Aim of the exercise: Copy the lines holding the word "Spółdzielnia", all of them.

[Lines of data]
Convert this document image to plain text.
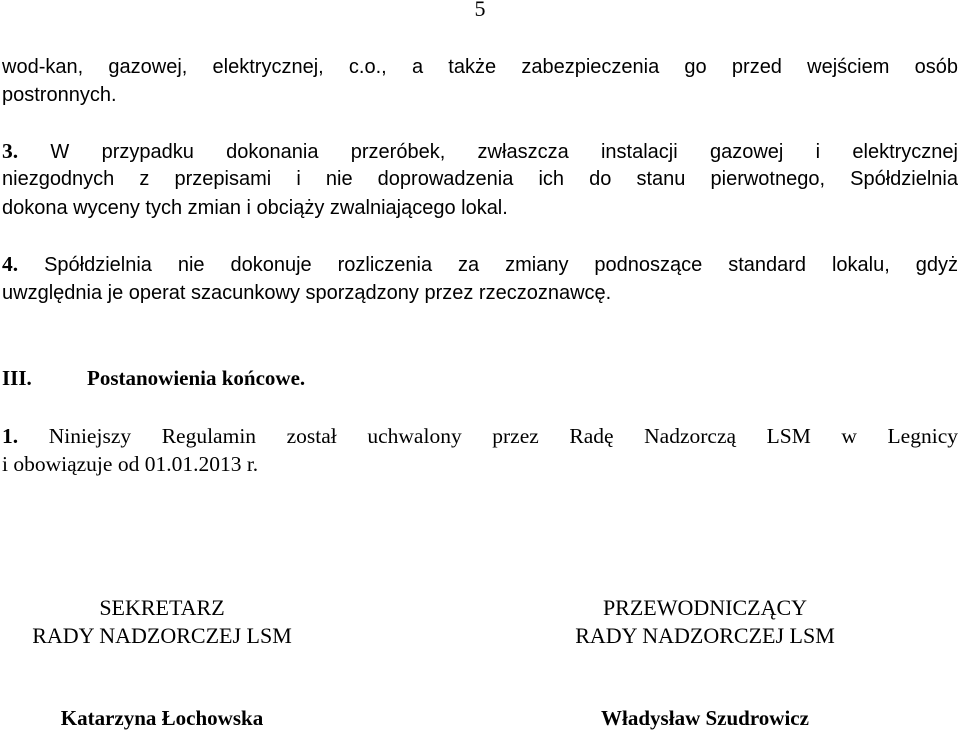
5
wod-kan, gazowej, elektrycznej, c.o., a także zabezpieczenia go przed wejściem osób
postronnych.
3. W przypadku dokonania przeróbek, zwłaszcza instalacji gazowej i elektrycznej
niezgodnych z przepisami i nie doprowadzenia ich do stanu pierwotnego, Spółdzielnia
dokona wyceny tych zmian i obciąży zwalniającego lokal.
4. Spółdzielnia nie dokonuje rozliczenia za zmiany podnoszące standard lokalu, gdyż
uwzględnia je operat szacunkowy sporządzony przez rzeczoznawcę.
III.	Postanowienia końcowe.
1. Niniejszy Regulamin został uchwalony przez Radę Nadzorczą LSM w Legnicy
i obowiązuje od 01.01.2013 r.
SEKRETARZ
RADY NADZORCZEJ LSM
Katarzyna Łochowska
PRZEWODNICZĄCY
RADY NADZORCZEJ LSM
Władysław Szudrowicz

Exercise output:
niezgodnych z przepisami i nie doprowadzenia ich do stanu pierwotnego, Spółdzielnia
4. Spółdzielnia nie dokonuje rozliczenia za zmiany podnoszące standard lokalu, gdyż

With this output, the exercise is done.